Now suppose someone runs a query like this:

SELECT * FROM customers
ORDER BY FirstName;

How could this query be satisfied? There are two ways.  One way would be to read all the rows from the table, and then sort them by the FirstName column. The second way would be to scan the leaf level of the nonclustered index, in which the names are already sorted, and for each row, follow the pointer to the row in the table. The first solution is faster in general as SQL Server does have some very efficient internal sorting algorithms. Following a pointer for every single row in the table is usually much too expensive.  But there is a case where the second solution might be advantageous.  The SORT operator is considered a ‘blocking operator’ in a query plan because it has to consume all the input, and complete the sorting, before any output can be produced. Another name for a blocking operator is “stop-and-go”. The alternative to a blocking operator is sometimes called a “flow-through” operator. These flow-through operators read rows, process them, and either send them on to the next operator, or not, if they didn’t meet the right conditions. So they are basically consuming rows and producing rows concurrently, and the rows are flowing through the operator.  For more information about blocking vs non-blocking operators, see Craig Freedman’s excellent post here: https://blogs.msdn.microsoft.com/craigfr/2006/06/19/properties-of-iterators/

The important fact here is that NO output can be produced until all the input is consumed and the SORT is completed.

If you have an application that can display values as soon as SQL Server returns them, it can potentially be useful to start returning something as soon as possible. How do you measure the performance of your queries? How does an end-user interpret the performance? Is it the total time to complete a query, or is the time to get any input back (i.e. “time to first row”). If SQL Server could follow the leaf level of the nonclustered index, it would have the first value in sorted order immediately. And the next few values could be returned quickly, too. The total time to return ALL the rows might be slower than doing the sort, as SQL Server followed the pointer from every single index row, but there would be no waiting to start getting output from the query. This is where the hint FASTFIRSTROW came in handy. It told SQL Server to come up with a plan that would return the first row as quickly as possible, no matter how much time it took for ALL the rows. And frequently, this meant using a nonclustered index to access all the rows in the table.

The FASTFIRSTROW table hint was deprecated and replaced by the FAST N query hint.   This hint is similar, but is more flexible. With this new HINT, you are basically telling the optimizer to assume only N rows will be returned. In most cases this means the optimize will assume a rowcount of N for one or more operators in the plan. If N is one, this is synonymous with FASTFIRSTROW. So is a query with the FAST hint faster than not having it? Should you use it?

The only way to tell is to test it, of course.

## [Set problem 1]
In the SQL Server query hints text, what replaced the deprecated FASTFIRSTROW table hint?
## [Set problem 2]
Pick up the SQL Server query hints text and keep writing from its last sentence.
Nothing in the rows below affects the work here.

## [Provided information]
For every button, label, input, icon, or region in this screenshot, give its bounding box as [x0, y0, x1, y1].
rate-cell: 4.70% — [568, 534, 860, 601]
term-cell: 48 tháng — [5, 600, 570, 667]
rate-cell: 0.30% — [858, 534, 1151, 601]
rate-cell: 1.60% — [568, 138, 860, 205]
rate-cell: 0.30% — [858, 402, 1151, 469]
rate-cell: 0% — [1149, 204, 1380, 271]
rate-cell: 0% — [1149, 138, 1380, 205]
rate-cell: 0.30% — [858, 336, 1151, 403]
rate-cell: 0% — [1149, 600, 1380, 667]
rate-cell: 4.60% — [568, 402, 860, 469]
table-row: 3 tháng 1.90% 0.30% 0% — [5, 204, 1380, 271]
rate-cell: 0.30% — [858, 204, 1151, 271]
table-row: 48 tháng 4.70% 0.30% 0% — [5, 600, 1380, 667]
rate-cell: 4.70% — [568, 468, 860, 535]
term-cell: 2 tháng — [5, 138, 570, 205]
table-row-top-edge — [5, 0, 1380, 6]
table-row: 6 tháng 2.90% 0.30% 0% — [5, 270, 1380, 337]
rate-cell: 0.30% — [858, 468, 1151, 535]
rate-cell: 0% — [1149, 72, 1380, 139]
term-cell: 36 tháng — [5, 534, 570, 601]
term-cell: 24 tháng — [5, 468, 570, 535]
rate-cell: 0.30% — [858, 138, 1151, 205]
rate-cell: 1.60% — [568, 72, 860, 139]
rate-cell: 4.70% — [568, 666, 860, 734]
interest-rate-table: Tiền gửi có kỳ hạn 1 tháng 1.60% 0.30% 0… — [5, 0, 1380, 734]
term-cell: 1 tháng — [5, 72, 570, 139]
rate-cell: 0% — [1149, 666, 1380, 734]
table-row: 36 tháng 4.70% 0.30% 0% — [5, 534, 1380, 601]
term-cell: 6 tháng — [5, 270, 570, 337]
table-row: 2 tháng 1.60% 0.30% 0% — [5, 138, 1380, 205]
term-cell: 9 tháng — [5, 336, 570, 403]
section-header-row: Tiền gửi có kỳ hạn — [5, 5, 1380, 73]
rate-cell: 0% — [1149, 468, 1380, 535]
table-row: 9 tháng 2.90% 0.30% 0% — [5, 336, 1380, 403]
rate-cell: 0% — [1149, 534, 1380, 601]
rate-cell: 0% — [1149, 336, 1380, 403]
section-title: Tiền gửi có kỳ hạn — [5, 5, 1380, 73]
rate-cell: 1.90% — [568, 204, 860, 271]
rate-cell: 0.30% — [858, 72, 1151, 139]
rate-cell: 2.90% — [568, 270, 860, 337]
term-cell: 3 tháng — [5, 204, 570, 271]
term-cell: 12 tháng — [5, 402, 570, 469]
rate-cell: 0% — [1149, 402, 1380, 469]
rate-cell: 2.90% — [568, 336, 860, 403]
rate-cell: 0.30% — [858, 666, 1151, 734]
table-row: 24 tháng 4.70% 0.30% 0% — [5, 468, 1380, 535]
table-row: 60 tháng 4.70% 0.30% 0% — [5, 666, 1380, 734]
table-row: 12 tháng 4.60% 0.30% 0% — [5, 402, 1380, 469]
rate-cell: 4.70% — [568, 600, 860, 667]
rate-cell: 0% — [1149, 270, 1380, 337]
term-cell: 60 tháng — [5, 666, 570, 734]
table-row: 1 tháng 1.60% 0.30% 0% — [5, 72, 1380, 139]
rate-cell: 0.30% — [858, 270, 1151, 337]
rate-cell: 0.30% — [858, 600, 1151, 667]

## [Task output 1]
The FAST N query hint replaced it.

## [Task output 2]
But there is a caveat I want to point out. If you want to see if using the FAST hint is faster, you can’t rely on your estimated execution plans. In the AdventureWorks2014 database, there is a nonclustered index on the ProductID column in the Sales.SalesOrderDetail table.  Look at the estimated plans for two queries that sort by ProductID. The second one uses the FAST 1 hint:

SELECT * FROM Sales.SalesOrderDetail
ORDER BY ProductID;
GO

SELECT * FROM Sales.SalesOrderDetail
ORDER BY ProductID
OPTION (FAST 1);
GO

I get the plan shown here:

two sorting plans_smaller

If I look at the Query Cost relative to the batch, it looks like the query with the hint is infinitely faster than the first query without the hint (0% compared to 100%). But this is obviously not the case. If I look at the details of the index scan operator in the second plan, I see that the way the optimizer determined the best plan for returning one row was to assume there is only one row in the table. The Estimated number of rows for the Index Scan in the second query is 1! So the cost comparison is saying that if you had a query that was only sorting one row, that it would be almost infinitely faster than a query that needed to sort 121,000 rows. But this is only the estimated plan. When the queries are executed, all 121,000 rows will be processed by both of them, and it will usually turn out that the second one is not as fast.

Even though using a hint called FAST does sound appealing, it is not a magic button. In some cases, it can cause the optimizer to come up with a better or faster plan, and in some cases, it will do just the opposite.

Rolling Back a Transaction on a Memory Optimized Table

Posted by | On May 18th, 2017 | In In-memory OLTP, SQL Server
 

After three and a half weeks with DB Best, things are starting to settle in. After attending the SQL Server 2016 Workshop in Bellevue, and delivering one section on In-Memory OLTP and columnstore indexes, I flew to Houston and delivered the entire Workshop on Friday, May 12. I did have local support from Peter DeBetta, also from DB Best, and John Cook, from Microsoft.

The Houston Workshop reached capacity by the Monday before the event, but with John Cook’s help, along with his colleague Sean Kelley, we found a larger room and ended up with 19 attendees from 15 Houston area companies in attendance.

We will be scheduling more of these Hands-On Lab workshops in the future, and I’ll be announcing them here and on Twitter. My next public event will be SQL Saturday Los Angeles on June 10th. I hope to see many of you there! http://www.sqlsaturday.com/640/eventhome.aspx

There were lots of great questions from the folks in attendance, mostly centered around In-Memory OLTP, one of my favorite topics. Maybe I should do a whole blog series about this topic, like the awesome Niko Neugebauer has done for columnstore indexes? http://www.nikoport.com/columnstore/

In this post, I’m going to address one of the questions that came up in the Houston workshop. However, before I can answer the question, a bit of background information is needed.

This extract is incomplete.